# start of Records to use

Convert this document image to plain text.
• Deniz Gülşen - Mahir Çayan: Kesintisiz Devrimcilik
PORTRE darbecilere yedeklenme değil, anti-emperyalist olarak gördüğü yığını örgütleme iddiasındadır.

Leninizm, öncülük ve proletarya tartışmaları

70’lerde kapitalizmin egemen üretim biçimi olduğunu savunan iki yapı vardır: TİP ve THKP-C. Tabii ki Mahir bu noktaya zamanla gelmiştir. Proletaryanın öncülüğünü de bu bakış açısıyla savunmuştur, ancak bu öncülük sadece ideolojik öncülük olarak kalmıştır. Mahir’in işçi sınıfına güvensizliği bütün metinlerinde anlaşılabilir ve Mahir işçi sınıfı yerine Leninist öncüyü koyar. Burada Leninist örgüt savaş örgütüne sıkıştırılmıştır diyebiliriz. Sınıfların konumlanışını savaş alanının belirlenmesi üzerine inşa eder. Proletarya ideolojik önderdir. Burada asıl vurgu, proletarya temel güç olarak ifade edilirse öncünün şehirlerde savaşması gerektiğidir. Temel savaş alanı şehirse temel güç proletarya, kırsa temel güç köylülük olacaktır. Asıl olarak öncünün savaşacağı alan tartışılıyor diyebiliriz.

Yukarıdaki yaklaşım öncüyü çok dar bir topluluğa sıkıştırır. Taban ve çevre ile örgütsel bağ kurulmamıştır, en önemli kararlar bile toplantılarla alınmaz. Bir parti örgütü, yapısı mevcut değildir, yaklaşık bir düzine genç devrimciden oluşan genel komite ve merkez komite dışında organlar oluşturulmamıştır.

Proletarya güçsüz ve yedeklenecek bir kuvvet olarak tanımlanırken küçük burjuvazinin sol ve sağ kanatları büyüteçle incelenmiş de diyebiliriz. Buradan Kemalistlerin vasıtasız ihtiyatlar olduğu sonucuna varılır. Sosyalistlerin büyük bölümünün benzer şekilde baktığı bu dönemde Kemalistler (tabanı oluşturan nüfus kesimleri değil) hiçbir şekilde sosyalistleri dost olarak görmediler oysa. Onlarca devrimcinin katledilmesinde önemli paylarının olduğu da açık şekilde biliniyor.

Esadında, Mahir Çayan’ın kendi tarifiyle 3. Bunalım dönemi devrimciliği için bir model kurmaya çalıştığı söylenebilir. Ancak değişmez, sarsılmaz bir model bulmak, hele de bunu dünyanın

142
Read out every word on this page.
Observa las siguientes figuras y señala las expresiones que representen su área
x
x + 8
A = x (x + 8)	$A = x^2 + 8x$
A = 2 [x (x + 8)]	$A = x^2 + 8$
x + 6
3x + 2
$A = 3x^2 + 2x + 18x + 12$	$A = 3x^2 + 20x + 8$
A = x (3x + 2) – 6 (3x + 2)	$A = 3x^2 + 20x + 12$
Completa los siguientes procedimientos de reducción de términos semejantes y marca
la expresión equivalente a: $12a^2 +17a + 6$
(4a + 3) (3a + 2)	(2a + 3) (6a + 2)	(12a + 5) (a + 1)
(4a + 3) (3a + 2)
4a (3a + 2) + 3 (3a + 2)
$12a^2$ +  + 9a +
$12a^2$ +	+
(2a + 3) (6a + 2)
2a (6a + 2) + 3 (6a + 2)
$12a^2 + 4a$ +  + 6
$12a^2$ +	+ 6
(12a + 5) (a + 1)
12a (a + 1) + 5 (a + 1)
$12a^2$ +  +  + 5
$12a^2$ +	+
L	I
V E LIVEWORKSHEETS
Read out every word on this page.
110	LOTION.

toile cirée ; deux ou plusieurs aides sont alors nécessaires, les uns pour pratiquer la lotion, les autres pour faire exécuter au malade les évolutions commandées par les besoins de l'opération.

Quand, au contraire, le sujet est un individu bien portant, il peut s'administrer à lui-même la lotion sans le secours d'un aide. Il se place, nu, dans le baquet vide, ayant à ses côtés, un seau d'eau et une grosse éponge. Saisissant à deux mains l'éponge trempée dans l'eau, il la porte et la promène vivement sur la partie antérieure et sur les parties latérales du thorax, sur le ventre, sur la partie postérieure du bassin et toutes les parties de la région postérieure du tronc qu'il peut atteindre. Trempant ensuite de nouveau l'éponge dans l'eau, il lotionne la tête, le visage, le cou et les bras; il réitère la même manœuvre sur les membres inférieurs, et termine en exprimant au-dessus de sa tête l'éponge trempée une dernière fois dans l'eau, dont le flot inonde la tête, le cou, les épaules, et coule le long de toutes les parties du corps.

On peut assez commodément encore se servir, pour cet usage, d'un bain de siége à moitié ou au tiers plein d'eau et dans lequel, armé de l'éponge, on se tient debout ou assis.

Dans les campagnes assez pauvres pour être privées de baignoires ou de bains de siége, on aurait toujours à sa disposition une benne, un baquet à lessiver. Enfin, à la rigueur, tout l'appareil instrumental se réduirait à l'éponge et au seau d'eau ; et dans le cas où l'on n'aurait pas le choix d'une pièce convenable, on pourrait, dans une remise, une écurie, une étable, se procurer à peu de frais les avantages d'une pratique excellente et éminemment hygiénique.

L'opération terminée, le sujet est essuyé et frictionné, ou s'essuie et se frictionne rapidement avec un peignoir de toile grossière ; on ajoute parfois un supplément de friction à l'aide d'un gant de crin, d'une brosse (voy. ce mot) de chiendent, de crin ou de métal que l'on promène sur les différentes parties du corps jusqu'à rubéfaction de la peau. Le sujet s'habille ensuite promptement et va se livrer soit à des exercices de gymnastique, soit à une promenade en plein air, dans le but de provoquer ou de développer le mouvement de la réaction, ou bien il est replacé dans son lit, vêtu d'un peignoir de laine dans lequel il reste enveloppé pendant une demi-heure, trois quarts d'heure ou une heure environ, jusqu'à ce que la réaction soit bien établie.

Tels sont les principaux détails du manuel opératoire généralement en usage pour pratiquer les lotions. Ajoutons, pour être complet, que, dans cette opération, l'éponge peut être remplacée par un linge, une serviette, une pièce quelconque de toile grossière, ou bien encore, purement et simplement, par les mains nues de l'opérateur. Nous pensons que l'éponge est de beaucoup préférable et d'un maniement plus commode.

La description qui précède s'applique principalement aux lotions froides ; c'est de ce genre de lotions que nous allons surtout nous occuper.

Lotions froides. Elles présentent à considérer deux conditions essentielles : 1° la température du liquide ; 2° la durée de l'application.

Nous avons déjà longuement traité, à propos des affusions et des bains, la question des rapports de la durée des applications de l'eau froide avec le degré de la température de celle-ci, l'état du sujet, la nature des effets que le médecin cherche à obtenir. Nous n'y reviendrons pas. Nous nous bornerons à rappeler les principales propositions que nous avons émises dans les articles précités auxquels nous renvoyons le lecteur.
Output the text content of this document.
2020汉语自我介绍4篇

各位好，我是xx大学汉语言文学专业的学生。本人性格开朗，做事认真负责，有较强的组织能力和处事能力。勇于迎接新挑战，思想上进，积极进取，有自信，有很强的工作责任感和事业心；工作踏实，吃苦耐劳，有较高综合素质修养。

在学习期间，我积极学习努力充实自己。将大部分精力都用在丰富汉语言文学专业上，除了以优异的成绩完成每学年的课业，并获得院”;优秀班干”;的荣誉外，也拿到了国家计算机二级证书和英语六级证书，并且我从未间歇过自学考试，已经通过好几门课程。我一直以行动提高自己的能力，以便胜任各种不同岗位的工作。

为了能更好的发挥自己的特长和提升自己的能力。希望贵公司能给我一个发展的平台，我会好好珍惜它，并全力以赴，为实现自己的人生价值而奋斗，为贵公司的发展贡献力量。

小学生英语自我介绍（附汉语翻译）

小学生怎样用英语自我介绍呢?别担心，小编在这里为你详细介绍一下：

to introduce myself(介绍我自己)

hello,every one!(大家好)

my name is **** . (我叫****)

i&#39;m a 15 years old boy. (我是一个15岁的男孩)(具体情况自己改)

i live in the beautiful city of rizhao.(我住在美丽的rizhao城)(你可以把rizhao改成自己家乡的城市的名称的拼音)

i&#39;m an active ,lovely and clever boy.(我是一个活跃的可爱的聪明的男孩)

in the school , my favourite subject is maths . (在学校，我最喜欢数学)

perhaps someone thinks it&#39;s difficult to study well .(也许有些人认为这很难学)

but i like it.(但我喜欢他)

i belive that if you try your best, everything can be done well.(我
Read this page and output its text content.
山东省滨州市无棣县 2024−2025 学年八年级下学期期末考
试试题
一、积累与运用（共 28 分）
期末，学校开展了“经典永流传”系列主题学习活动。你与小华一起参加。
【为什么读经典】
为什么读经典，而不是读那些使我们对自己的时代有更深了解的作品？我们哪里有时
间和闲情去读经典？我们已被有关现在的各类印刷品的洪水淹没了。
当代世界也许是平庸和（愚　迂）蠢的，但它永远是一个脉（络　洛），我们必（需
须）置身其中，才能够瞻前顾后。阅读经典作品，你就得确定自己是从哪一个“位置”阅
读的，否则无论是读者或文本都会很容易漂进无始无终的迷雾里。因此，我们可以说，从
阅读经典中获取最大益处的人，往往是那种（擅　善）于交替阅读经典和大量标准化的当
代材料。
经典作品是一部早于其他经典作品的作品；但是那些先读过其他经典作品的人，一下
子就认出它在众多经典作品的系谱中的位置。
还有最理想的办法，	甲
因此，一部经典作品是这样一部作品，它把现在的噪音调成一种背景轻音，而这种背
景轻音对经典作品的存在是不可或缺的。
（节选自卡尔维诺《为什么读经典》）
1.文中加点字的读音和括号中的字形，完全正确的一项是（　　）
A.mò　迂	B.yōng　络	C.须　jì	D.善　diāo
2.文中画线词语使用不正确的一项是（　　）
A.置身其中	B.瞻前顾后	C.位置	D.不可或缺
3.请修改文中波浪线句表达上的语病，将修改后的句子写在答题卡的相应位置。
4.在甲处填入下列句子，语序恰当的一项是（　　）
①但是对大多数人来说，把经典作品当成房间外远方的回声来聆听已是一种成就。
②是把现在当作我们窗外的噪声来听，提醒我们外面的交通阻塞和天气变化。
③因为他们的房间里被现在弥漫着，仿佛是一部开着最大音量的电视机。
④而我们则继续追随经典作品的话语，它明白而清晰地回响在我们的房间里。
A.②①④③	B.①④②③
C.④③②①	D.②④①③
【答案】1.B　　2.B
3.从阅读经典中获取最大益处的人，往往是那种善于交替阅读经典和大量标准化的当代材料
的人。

# end of Records to use

• _Your instructions_:
Scan the listing above for the word "text" and copy every line that holds it.

• _Completed exercise_:
Convert this document image to plain text.
Output the text content of this document.
Read this page and output its text content.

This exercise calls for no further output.